(Stored items from a collection)
* * * * *
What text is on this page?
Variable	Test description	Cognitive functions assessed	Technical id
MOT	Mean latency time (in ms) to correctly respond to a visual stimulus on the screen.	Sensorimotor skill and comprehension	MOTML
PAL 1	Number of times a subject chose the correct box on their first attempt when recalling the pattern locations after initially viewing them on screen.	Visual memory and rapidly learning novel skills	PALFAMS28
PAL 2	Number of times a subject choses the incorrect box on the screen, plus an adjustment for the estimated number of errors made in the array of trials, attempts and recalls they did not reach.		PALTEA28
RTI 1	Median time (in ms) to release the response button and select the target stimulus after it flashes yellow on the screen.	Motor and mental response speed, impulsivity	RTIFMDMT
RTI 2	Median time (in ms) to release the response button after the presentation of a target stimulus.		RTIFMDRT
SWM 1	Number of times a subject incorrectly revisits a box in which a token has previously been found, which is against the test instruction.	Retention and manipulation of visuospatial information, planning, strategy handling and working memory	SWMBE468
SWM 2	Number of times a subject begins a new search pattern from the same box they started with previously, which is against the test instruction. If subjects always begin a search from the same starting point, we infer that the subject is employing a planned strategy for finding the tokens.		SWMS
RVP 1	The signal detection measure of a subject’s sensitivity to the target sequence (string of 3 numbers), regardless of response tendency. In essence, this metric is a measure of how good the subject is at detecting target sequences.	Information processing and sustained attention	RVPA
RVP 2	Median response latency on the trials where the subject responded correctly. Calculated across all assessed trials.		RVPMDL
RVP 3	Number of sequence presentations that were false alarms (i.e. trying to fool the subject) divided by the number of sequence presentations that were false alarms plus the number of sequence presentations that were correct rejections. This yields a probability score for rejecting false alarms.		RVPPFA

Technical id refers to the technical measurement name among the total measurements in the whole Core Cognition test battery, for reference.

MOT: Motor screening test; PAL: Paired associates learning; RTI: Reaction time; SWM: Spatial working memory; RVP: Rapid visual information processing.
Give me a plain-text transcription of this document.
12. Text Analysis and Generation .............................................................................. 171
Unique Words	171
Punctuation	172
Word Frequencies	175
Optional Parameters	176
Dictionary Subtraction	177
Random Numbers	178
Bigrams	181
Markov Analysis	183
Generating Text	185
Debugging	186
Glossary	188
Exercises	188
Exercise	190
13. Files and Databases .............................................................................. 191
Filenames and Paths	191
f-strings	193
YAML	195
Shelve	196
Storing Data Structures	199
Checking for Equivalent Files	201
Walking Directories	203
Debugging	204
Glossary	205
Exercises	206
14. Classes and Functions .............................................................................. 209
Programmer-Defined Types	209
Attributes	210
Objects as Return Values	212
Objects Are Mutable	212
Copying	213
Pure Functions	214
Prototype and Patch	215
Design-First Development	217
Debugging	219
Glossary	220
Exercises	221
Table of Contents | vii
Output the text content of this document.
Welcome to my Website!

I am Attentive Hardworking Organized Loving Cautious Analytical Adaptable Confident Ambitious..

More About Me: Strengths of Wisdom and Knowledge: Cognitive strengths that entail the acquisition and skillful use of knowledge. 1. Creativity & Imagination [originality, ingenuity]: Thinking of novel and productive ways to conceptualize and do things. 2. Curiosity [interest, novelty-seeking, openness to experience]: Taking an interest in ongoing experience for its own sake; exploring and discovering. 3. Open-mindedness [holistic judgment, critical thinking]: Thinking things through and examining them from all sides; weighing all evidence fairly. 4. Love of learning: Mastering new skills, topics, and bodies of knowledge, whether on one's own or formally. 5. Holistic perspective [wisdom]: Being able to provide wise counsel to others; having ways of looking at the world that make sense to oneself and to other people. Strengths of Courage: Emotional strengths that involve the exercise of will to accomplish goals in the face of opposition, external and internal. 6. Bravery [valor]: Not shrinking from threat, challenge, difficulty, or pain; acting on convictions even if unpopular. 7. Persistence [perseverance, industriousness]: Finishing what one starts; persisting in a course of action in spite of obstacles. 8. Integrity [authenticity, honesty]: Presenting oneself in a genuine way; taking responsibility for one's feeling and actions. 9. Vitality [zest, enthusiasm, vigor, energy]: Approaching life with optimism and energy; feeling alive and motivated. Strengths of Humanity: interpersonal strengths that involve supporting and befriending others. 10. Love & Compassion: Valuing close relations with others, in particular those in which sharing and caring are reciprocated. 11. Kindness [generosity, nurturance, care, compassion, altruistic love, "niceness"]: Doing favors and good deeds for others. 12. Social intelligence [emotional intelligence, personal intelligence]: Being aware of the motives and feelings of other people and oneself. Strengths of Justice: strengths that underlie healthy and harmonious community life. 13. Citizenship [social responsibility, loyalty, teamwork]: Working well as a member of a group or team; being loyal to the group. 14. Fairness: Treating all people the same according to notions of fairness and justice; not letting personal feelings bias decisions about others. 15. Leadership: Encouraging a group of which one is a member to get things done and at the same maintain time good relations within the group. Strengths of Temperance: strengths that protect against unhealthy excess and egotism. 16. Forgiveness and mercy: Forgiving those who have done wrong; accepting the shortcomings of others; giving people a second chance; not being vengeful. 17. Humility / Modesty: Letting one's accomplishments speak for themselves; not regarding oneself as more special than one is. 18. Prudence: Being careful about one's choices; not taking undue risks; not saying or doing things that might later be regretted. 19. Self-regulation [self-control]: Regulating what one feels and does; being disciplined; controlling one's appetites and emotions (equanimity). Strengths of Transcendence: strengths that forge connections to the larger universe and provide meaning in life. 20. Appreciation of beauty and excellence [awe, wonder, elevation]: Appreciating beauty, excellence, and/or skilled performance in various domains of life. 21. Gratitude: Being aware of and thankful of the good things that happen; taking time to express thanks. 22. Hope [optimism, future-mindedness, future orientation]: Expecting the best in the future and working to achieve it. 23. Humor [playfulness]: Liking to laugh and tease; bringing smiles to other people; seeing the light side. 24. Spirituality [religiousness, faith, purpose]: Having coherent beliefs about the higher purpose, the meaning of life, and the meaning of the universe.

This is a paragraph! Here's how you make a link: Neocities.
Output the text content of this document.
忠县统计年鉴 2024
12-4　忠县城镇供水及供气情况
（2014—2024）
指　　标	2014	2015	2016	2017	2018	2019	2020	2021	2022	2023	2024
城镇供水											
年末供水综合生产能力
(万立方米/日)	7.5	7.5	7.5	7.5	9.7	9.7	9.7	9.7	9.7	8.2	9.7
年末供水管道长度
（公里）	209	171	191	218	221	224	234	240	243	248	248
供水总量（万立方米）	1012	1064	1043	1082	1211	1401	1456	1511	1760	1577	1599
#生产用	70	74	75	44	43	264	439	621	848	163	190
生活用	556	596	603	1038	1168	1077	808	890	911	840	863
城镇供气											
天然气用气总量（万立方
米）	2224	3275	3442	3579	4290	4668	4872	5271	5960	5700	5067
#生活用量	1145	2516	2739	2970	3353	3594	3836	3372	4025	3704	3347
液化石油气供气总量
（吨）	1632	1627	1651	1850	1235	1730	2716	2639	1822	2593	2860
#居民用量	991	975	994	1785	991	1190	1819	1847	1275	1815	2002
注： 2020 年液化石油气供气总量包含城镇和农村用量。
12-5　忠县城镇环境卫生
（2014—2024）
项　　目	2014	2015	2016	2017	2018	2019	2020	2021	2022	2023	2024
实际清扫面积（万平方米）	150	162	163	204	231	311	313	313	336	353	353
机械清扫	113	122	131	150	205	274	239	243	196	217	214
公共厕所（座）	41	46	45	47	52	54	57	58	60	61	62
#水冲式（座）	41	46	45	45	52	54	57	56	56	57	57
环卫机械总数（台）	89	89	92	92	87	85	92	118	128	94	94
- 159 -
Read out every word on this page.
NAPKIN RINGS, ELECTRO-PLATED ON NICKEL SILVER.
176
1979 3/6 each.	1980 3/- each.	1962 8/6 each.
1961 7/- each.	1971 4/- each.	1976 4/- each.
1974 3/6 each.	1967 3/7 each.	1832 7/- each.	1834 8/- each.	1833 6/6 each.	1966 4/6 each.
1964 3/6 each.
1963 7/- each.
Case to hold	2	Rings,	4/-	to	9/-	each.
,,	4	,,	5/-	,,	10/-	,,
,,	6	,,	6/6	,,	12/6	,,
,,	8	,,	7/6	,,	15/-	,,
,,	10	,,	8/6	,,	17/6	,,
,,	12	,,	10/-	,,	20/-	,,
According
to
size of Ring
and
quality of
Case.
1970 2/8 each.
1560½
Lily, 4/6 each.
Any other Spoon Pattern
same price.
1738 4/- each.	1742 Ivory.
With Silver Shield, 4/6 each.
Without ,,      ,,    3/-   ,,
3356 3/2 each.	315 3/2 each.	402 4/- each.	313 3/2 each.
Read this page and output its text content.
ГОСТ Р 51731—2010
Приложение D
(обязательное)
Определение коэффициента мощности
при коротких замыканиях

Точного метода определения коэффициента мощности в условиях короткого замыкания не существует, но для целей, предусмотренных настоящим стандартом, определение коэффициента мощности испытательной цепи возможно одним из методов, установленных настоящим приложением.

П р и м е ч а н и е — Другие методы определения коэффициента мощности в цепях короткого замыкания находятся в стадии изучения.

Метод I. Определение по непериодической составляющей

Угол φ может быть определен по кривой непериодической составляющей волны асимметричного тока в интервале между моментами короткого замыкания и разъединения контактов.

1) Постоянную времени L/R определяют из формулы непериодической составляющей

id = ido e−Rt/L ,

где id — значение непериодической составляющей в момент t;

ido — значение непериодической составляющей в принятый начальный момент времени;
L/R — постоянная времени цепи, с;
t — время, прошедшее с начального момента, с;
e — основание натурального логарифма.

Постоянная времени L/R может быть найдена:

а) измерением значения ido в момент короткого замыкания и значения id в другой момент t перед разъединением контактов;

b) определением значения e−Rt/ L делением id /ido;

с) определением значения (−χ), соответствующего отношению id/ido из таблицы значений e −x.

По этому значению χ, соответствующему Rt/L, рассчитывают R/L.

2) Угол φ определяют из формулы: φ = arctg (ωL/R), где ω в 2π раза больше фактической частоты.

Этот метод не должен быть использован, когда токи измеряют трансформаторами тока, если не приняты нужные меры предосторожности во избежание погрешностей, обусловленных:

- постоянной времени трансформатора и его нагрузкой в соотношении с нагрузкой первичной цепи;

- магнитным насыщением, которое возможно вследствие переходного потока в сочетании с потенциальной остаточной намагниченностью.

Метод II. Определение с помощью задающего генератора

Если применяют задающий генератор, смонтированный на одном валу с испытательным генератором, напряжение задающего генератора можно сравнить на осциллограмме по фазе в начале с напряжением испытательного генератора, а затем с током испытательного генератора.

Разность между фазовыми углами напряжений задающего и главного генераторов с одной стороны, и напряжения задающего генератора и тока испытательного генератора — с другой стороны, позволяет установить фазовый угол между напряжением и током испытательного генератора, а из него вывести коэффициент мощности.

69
* * * * *
What you are asked to do: Copy all lines of the material above where the string "万立方米" occurs.

Complete answer:
(万立方米/日)	7.5	7.5	7.5	7.5	9.7	9.7	9.7	9.7	9.7	8.2	9.7
供水总量（万立方米）	1012	1064	1043	1082	1211	1401	1456	1511	1760	1577	1599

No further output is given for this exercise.